■ **Task requirements**: Report all lines from the entries below in which "value" appears.

[start]

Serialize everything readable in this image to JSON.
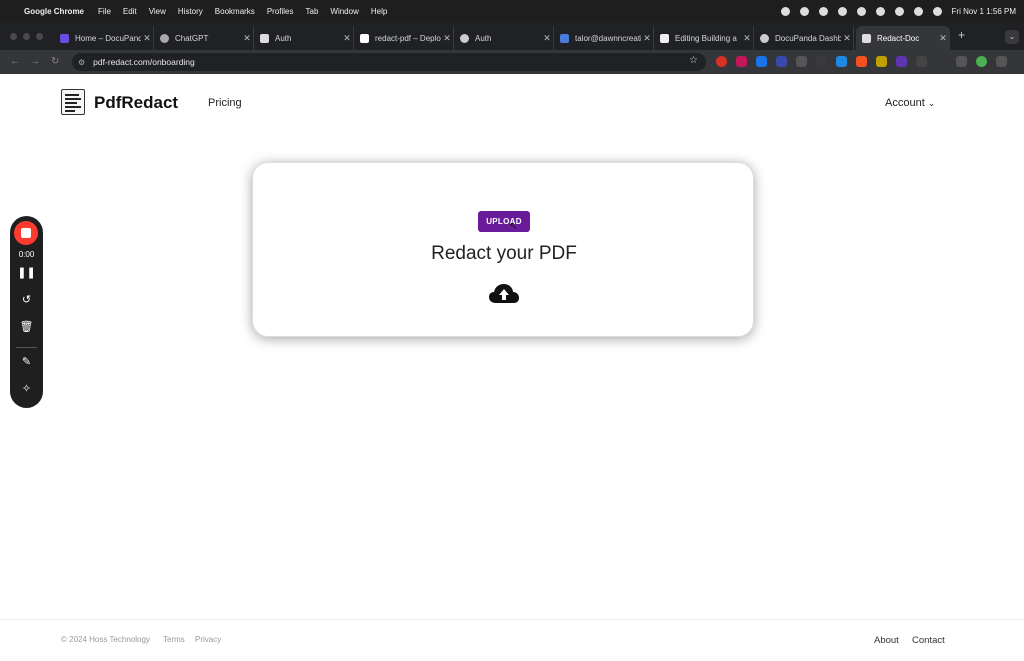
{
  "menubar": {
    "app_name": "Google Chrome",
    "menus": [
      "File",
      "Edit",
      "View",
      "History",
      "Bookmarks",
      "Profiles",
      "Tab",
      "Window",
      "Help"
    ],
    "clock": "Fri Nov 1  1:56 PM"
  },
  "tabs": [
    {
      "title": "Home – DocuPanda",
      "icon": "docupanda-icon"
    },
    {
      "title": "ChatGPT",
      "icon": "chatgpt-icon"
    },
    {
      "title": "Auth",
      "icon": "doc-icon"
    },
    {
      "title": "redact-pdf – Deploy",
      "icon": "vercel-icon"
    },
    {
      "title": "Auth",
      "icon": "panda-icon"
    },
    {
      "title": "talor@dawnncreative",
      "icon": "mail-icon"
    },
    {
      "title": "Editing Building a",
      "icon": "medium-icon"
    },
    {
      "title": "DocuPanda Dashboard",
      "icon": "panda-icon"
    },
    {
      "title": "Redact-Doc",
      "icon": "doc-icon"
    }
  ],
  "address_bar": {
    "url": "pdf-redact.com/onboarding"
  },
  "header": {
    "brand": "PdfRedact",
    "nav_pricing": "Pricing",
    "account": "Account"
  },
  "card": {
    "upload_label": "UPLOAD",
    "title": "Redact your PDF"
  },
  "recorder": {
    "time": "0:00"
  },
  "footer": {
    "copyright": "© 2024 Hoss Technology",
    "terms": "Terms",
    "privacy": "Privacy",
    "about": "About",
    "contact": "Contact"
  },
  "colors": {
    "upload_button": "#6a1b9a",
    "record_stop": "#ff3b30"
  }
}
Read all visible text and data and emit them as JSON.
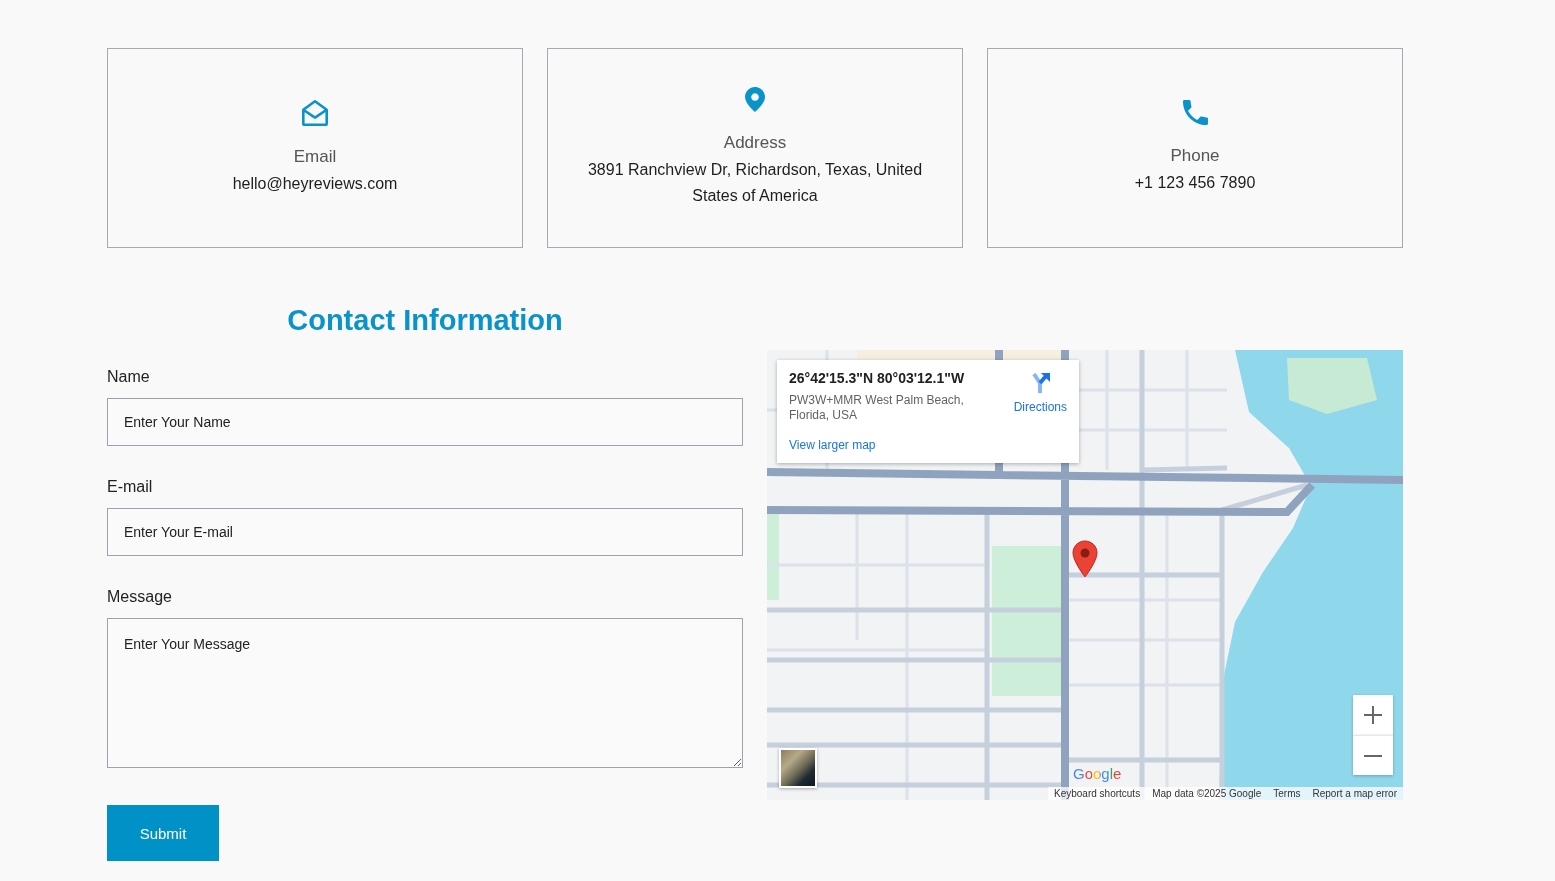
{
  "contact_cards": [
    {
      "kind": "email",
      "title": "Email",
      "value": "hello@heyreviews.com"
    },
    {
      "kind": "address",
      "title": "Address",
      "value": "3891 Ranchview Dr, Richardson, Texas, United States of America"
    },
    {
      "kind": "phone",
      "title": "Phone",
      "value": "+1 123 456 7890"
    }
  ],
  "contact_form": {
    "title": "Contact Information",
    "fields": [
      {
        "kind": "text",
        "label": "Name",
        "placeholder": "Enter Your Name"
      },
      {
        "kind": "text",
        "label": "E-mail",
        "placeholder": "Enter Your E-mail"
      },
      {
        "kind": "textarea",
        "label": "Message",
        "placeholder": "Enter Your Message"
      }
    ],
    "submit_button": "Submit"
  },
  "map": {
    "info_card": {
      "coordinates": "26°42'15.3\"N 80°03'12.1\"W",
      "address": "PW3W+MMR West Palm Beach, Florida, USA",
      "directions": "Directions",
      "larger_map_link": "View larger map"
    },
    "logo": "Google",
    "footer": [
      "Keyboard shortcuts",
      "Map data ©2025 Google",
      "Terms",
      "Report a map error"
    ]
  }
}
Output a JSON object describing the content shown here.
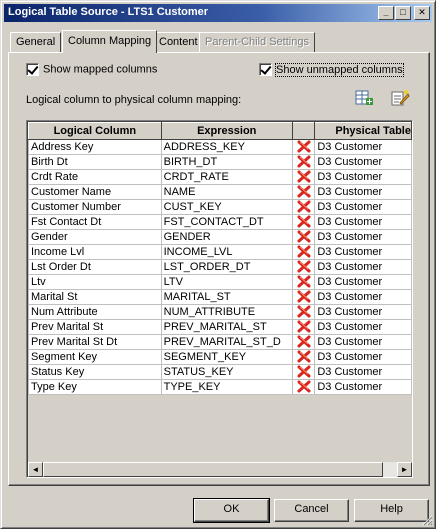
{
  "window": {
    "title": "Logical Table Source - LTS1 Customer"
  },
  "title_buttons": {
    "minimize": "_",
    "maximize": "□",
    "close": "✕"
  },
  "tabs": [
    {
      "label": "General",
      "state": "normal"
    },
    {
      "label": "Column Mapping",
      "state": "active"
    },
    {
      "label": "Content",
      "state": "normal"
    },
    {
      "label": "Parent-Child Settings",
      "state": "disabled"
    }
  ],
  "options": {
    "show_mapped": {
      "label": "Show mapped columns",
      "checked": true
    },
    "show_unmapped": {
      "label": "Show unmapped columns",
      "checked": true
    }
  },
  "mapping": {
    "heading": "Logical column to physical column mapping:",
    "tool_icons": [
      "add-mapping-icon",
      "edit-mapping-icon"
    ],
    "columns": [
      "Logical Column",
      "Expression",
      "",
      "Physical Table"
    ],
    "rows": [
      {
        "logical": "Address Key",
        "expression": "ADDRESS_KEY",
        "physical": "D3 Customer"
      },
      {
        "logical": "Birth Dt",
        "expression": "BIRTH_DT",
        "physical": "D3 Customer"
      },
      {
        "logical": "Crdt Rate",
        "expression": "CRDT_RATE",
        "physical": "D3 Customer"
      },
      {
        "logical": "Customer Name",
        "expression": "NAME",
        "physical": "D3 Customer"
      },
      {
        "logical": "Customer Number",
        "expression": "CUST_KEY",
        "physical": "D3 Customer"
      },
      {
        "logical": "Fst Contact Dt",
        "expression": "FST_CONTACT_DT",
        "physical": "D3 Customer"
      },
      {
        "logical": "Gender",
        "expression": "GENDER",
        "physical": "D3 Customer"
      },
      {
        "logical": "Income Lvl",
        "expression": "INCOME_LVL",
        "physical": "D3 Customer"
      },
      {
        "logical": "Lst Order Dt",
        "expression": "LST_ORDER_DT",
        "physical": "D3 Customer"
      },
      {
        "logical": "Ltv",
        "expression": "LTV",
        "physical": "D3 Customer"
      },
      {
        "logical": "Marital St",
        "expression": "MARITAL_ST",
        "physical": "D3 Customer"
      },
      {
        "logical": "Num Attribute",
        "expression": "NUM_ATTRIBUTE",
        "physical": "D3 Customer"
      },
      {
        "logical": "Prev Marital St",
        "expression": "PREV_MARITAL_ST",
        "physical": "D3 Customer"
      },
      {
        "logical": "Prev Marital St Dt",
        "expression": "PREV_MARITAL_ST_D",
        "physical": "D3 Customer"
      },
      {
        "logical": "Segment Key",
        "expression": "SEGMENT_KEY",
        "physical": "D3 Customer"
      },
      {
        "logical": "Status Key",
        "expression": "STATUS_KEY",
        "physical": "D3 Customer"
      },
      {
        "logical": "Type Key",
        "expression": "TYPE_KEY",
        "physical": "D3 Customer"
      }
    ],
    "delete_icon": "delete-x-icon",
    "scroll_left": "◄",
    "scroll_right": "►"
  },
  "buttons": {
    "ok": "OK",
    "cancel": "Cancel",
    "help": "Help"
  },
  "colors": {
    "title_start": "#0a246a",
    "title_end": "#a6caf0",
    "delete_red": "#d8261c",
    "face": "#d4d0c8"
  }
}
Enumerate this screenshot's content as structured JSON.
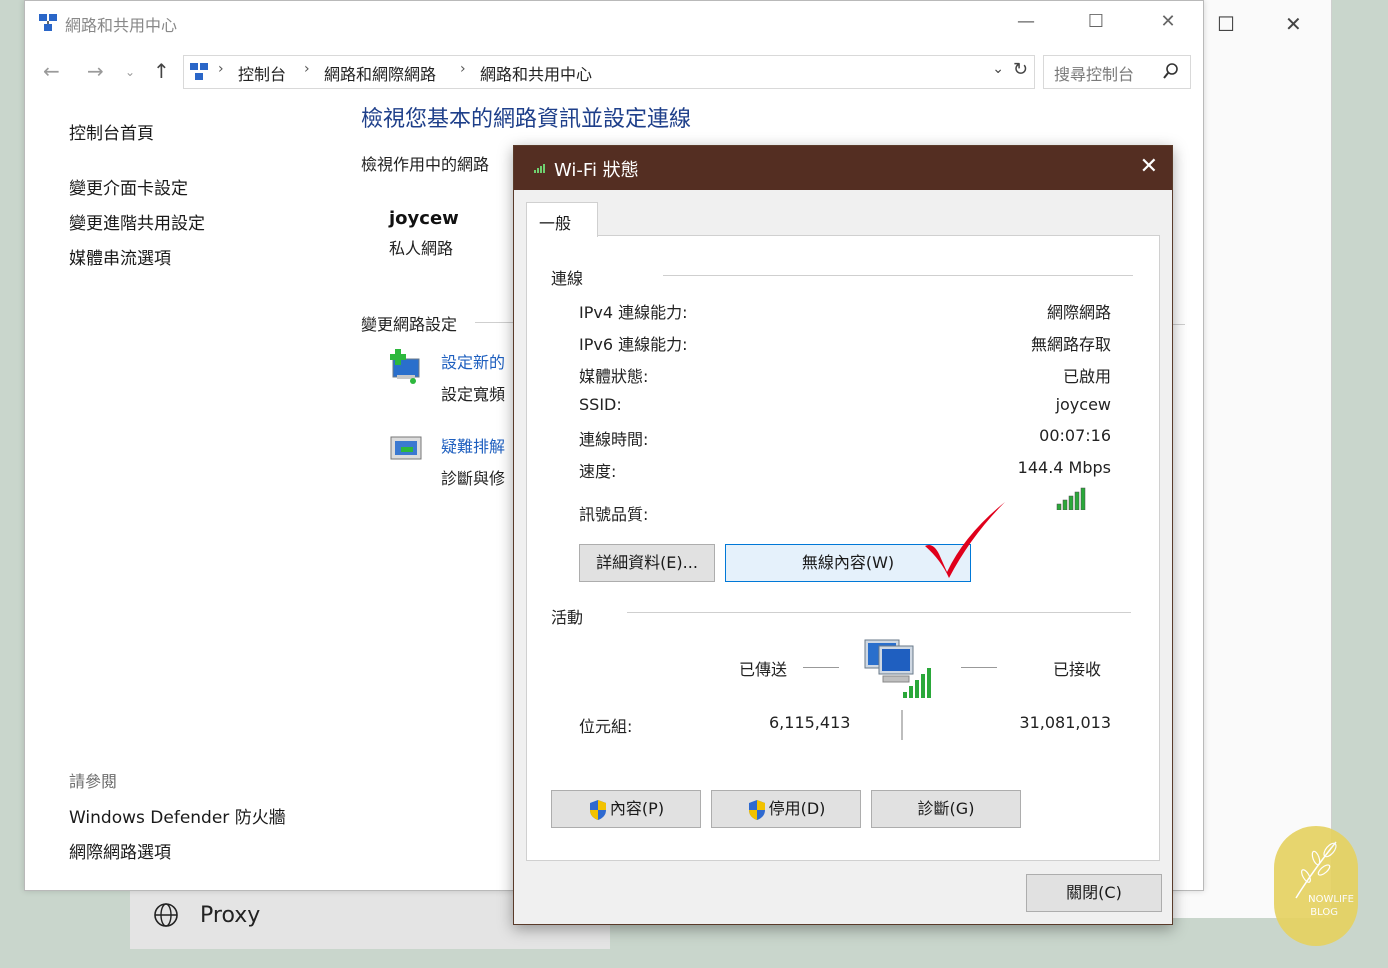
{
  "background": {
    "proxy_label": "Proxy"
  },
  "control_panel": {
    "title": "網路和共用中心",
    "address": {
      "crumbs": [
        "控制台",
        "網路和網際網路",
        "網路和共用中心"
      ]
    },
    "search_placeholder": "搜尋控制台",
    "sidebar": {
      "home": "控制台首頁",
      "links": [
        "變更介面卡設定",
        "變更進階共用設定",
        "媒體串流選項"
      ],
      "see_also_title": "請參閱",
      "see_also": [
        "Windows Defender 防火牆",
        "網際網路選項"
      ]
    },
    "main": {
      "title": "檢視您基本的網路資訊並設定連線",
      "active_networks": "檢視作用中的網路",
      "network_name": "joycew",
      "network_type": "私人網路",
      "change_settings": "變更網路設定",
      "tasks": [
        {
          "link": "設定新的",
          "desc": "設定寬頻"
        },
        {
          "link": "疑難排解",
          "desc": "診斷與修"
        }
      ]
    }
  },
  "wifi_dialog": {
    "title": "Wi-Fi 狀態",
    "tab": "一般",
    "connection_group": "連線",
    "rows": [
      {
        "label": "IPv4 連線能力:",
        "value": "網際網路"
      },
      {
        "label": "IPv6 連線能力:",
        "value": "無網路存取"
      },
      {
        "label": "媒體狀態:",
        "value": "已啟用"
      },
      {
        "label": "SSID:",
        "value": "joycew"
      },
      {
        "label": "連線時間:",
        "value": "00:07:16"
      },
      {
        "label": "速度:",
        "value": "144.4 Mbps"
      }
    ],
    "signal_label": "訊號品質:",
    "signal_bars": 5,
    "details_button": "詳細資料(E)...",
    "wireless_props_button": "無線內容(W)",
    "activity_group": "活動",
    "sent_label": "已傳送",
    "received_label": "已接收",
    "bytes_label": "位元組:",
    "bytes_sent": "6,115,413",
    "bytes_received": "31,081,013",
    "properties_button": "內容(P)",
    "disable_button": "停用(D)",
    "diagnose_button": "診斷(G)",
    "close_button": "關閉(C)",
    "accent_color": "#542e22",
    "checkmark_color": "#e0001b"
  },
  "watermark": {
    "line1": "NOWLIFE",
    "line2": "BLOG"
  }
}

[end]

■ **Answer to this exercise**:
      "value": "hello@heyreviews.com"
      "value": "3891 Ranchview Dr, Richardson, Texas, United States of America"
      "value": "+1 123 456 7890"
        "value": "網際網路"
        "value": "無網路存取"
        "value": "已啟用"
        "value": "joycew"
        "value": "00:07:16"
        "value": "144.4 Mbps"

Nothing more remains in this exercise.